[Stored data]

++++++++++

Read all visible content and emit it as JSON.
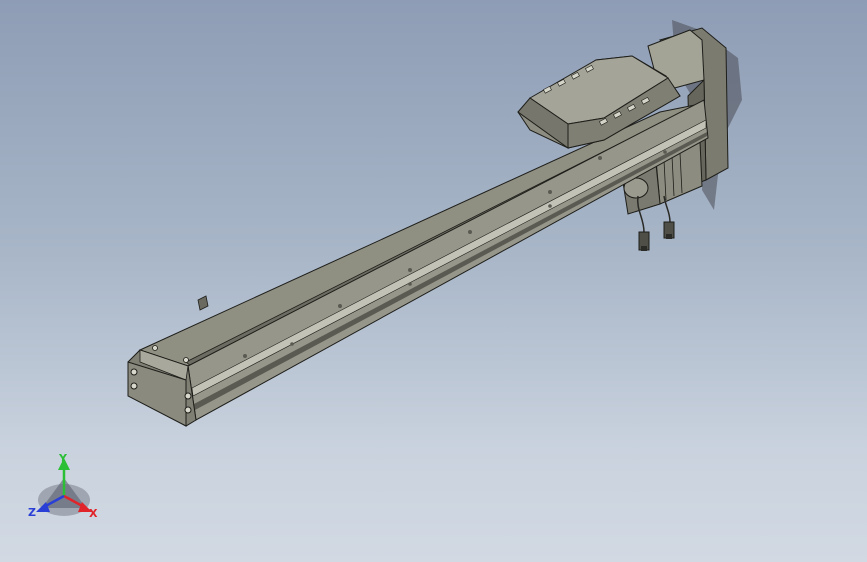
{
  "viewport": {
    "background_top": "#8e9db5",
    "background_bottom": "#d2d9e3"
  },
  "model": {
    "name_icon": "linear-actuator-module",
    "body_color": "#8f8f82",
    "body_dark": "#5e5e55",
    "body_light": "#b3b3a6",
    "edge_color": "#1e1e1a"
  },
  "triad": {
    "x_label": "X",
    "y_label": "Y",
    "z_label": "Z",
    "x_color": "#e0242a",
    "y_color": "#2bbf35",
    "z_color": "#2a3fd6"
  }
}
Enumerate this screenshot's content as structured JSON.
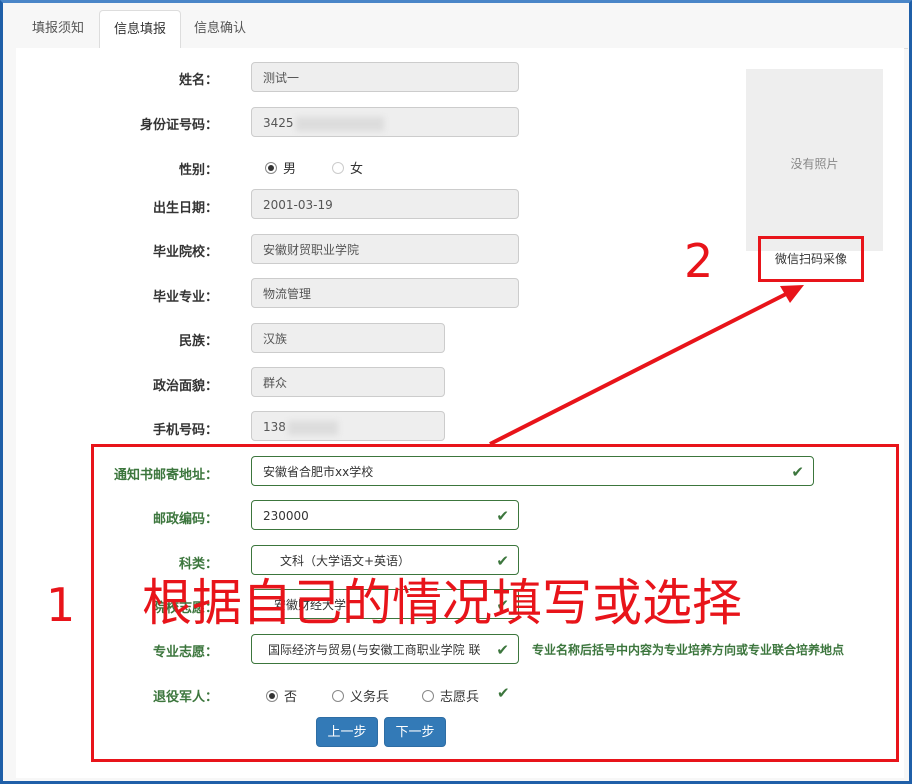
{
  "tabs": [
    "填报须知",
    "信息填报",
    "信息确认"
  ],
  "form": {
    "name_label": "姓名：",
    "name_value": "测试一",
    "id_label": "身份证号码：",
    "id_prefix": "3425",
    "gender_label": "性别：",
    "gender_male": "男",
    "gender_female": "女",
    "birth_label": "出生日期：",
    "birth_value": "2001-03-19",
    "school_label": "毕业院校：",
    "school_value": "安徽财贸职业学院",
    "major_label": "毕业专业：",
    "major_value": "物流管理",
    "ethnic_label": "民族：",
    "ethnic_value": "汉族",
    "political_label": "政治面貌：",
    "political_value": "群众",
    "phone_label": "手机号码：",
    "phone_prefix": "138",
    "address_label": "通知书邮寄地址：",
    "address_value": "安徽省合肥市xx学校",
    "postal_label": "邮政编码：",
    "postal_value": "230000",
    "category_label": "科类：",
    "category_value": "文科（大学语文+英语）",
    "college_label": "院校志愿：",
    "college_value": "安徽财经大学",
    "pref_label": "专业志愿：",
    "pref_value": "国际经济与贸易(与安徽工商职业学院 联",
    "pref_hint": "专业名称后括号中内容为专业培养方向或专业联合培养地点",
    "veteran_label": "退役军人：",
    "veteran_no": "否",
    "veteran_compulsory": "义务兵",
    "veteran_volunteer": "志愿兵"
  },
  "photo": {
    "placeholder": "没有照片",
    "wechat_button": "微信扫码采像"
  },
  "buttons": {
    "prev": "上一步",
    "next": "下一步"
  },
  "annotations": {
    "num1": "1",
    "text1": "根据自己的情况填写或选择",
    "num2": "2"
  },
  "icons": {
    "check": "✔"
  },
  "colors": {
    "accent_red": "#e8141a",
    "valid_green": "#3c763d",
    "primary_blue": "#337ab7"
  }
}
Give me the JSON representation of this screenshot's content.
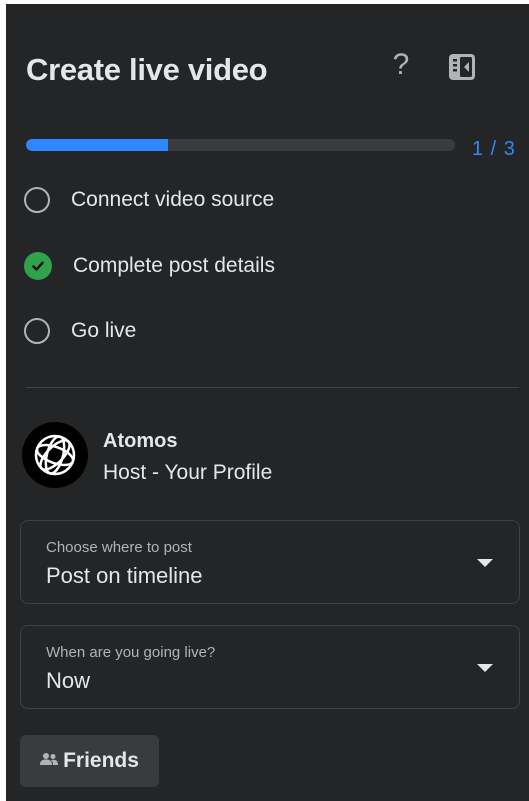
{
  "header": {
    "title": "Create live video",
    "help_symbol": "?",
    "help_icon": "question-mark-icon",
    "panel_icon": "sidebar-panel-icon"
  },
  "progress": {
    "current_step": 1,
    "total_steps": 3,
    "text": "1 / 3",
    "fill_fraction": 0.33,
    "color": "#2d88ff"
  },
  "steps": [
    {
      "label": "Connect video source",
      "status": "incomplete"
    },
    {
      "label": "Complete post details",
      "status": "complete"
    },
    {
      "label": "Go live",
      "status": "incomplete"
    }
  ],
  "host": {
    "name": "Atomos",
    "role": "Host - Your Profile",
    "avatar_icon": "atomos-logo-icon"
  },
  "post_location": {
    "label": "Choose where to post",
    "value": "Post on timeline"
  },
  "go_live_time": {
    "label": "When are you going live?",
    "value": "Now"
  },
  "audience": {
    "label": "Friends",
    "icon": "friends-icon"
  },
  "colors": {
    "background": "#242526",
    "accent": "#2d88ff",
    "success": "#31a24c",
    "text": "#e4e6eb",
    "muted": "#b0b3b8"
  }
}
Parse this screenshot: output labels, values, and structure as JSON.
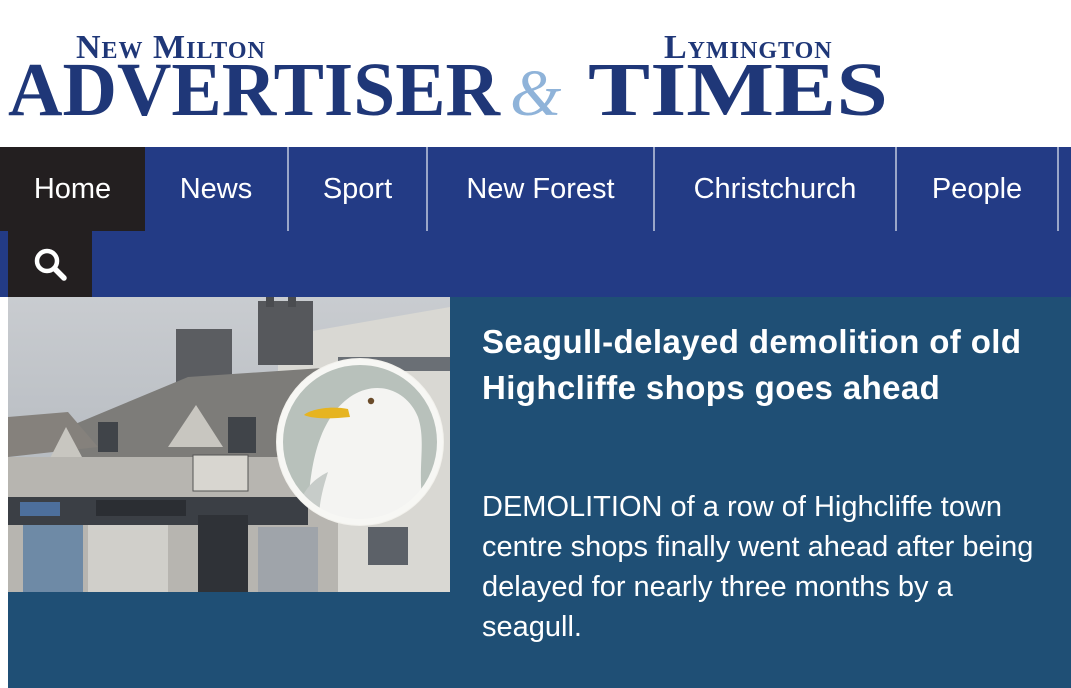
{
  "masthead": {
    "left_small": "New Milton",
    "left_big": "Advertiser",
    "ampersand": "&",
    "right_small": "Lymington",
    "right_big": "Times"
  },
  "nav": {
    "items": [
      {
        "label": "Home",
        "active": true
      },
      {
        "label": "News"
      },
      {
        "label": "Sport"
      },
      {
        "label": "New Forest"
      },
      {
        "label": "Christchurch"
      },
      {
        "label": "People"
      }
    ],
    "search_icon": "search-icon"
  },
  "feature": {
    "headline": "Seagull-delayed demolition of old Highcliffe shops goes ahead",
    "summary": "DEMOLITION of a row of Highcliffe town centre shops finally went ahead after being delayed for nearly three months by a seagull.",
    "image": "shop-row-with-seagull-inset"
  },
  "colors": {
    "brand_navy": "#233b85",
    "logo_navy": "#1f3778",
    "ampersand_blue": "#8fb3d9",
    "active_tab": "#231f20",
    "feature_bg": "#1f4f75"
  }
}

++++++++++

Write out all the entries exactly, except for the pictures.

Read all visible content and emit it as JSON.
{
  "viewport": {
    "background_top": "#8e9db5",
    "background_bottom": "#d2d9e3"
  },
  "model": {
    "name_icon": "linear-actuator-module",
    "body_color": "#8f8f82",
    "body_dark": "#5e5e55",
    "body_light": "#b3b3a6",
    "edge_color": "#1e1e1a"
  },
  "triad": {
    "x_label": "X",
    "y_label": "Y",
    "z_label": "Z",
    "x_color": "#e0242a",
    "y_color": "#2bbf35",
    "z_color": "#2a3fd6"
  }
}
Enumerate this screenshot's content as structured JSON.
{
  "tabs": [
    "填报须知",
    "信息填报",
    "信息确认"
  ],
  "form": {
    "name_label": "姓名：",
    "name_value": "测试一",
    "id_label": "身份证号码：",
    "id_prefix": "3425",
    "gender_label": "性别：",
    "gender_male": "男",
    "gender_female": "女",
    "birth_label": "出生日期：",
    "birth_value": "2001-03-19",
    "school_label": "毕业院校：",
    "school_value": "安徽财贸职业学院",
    "major_label": "毕业专业：",
    "major_value": "物流管理",
    "ethnic_label": "民族：",
    "ethnic_value": "汉族",
    "political_label": "政治面貌：",
    "political_value": "群众",
    "phone_label": "手机号码：",
    "phone_prefix": "138",
    "address_label": "通知书邮寄地址：",
    "address_value": "安徽省合肥市xx学校",
    "postal_label": "邮政编码：",
    "postal_value": "230000",
    "category_label": "科类：",
    "category_value": "文科（大学语文+英语）",
    "college_label": "院校志愿：",
    "college_value": "安徽财经大学",
    "pref_label": "专业志愿：",
    "pref_value": "国际经济与贸易(与安徽工商职业学院 联",
    "pref_hint": "专业名称后括号中内容为专业培养方向或专业联合培养地点",
    "veteran_label": "退役军人：",
    "veteran_no": "否",
    "veteran_compulsory": "义务兵",
    "veteran_volunteer": "志愿兵"
  },
  "photo": {
    "placeholder": "没有照片",
    "wechat_button": "微信扫码采像"
  },
  "buttons": {
    "prev": "上一步",
    "next": "下一步"
  },
  "annotations": {
    "num1": "1",
    "text1": "根据自己的情况填写或选择",
    "num2": "2"
  },
  "icons": {
    "check": "✔"
  },
  "colors": {
    "accent_red": "#e8141a",
    "valid_green": "#3c763d",
    "primary_blue": "#337ab7"
  }
}
Give me the JSON representation of this screenshot's content.
{
  "header": {
    "title": "Create live video",
    "help_symbol": "?",
    "help_icon": "question-mark-icon",
    "panel_icon": "sidebar-panel-icon"
  },
  "progress": {
    "current_step": 1,
    "total_steps": 3,
    "text": "1 / 3",
    "fill_fraction": 0.33,
    "color": "#2d88ff"
  },
  "steps": [
    {
      "label": "Connect video source",
      "status": "incomplete"
    },
    {
      "label": "Complete post details",
      "status": "complete"
    },
    {
      "label": "Go live",
      "status": "incomplete"
    }
  ],
  "host": {
    "name": "Atomos",
    "role": "Host - Your Profile",
    "avatar_icon": "atomos-logo-icon"
  },
  "post_location": {
    "label": "Choose where to post",
    "value": "Post on timeline"
  },
  "go_live_time": {
    "label": "When are you going live?",
    "value": "Now"
  },
  "audience": {
    "label": "Friends",
    "icon": "friends-icon"
  },
  "colors": {
    "background": "#242526",
    "accent": "#2d88ff",
    "success": "#31a24c",
    "text": "#e4e6eb",
    "muted": "#b0b3b8"
  }
}
Parse this screenshot: output labels, values, and structure as JSON.
{
  "masthead": {
    "left_small": "New Milton",
    "left_big": "Advertiser",
    "ampersand": "&",
    "right_small": "Lymington",
    "right_big": "Times"
  },
  "nav": {
    "items": [
      {
        "label": "Home",
        "active": true
      },
      {
        "label": "News"
      },
      {
        "label": "Sport"
      },
      {
        "label": "New Forest"
      },
      {
        "label": "Christchurch"
      },
      {
        "label": "People"
      }
    ],
    "search_icon": "search-icon"
  },
  "feature": {
    "headline": "Seagull-delayed demolition of old Highcliffe shops goes ahead",
    "summary": "DEMOLITION of a row of Highcliffe town centre shops finally went ahead after being delayed for nearly three months by a seagull.",
    "image": "shop-row-with-seagull-inset"
  },
  "colors": {
    "brand_navy": "#233b85",
    "logo_navy": "#1f3778",
    "ampersand_blue": "#8fb3d9",
    "active_tab": "#231f20",
    "feature_bg": "#1f4f75"
  }
}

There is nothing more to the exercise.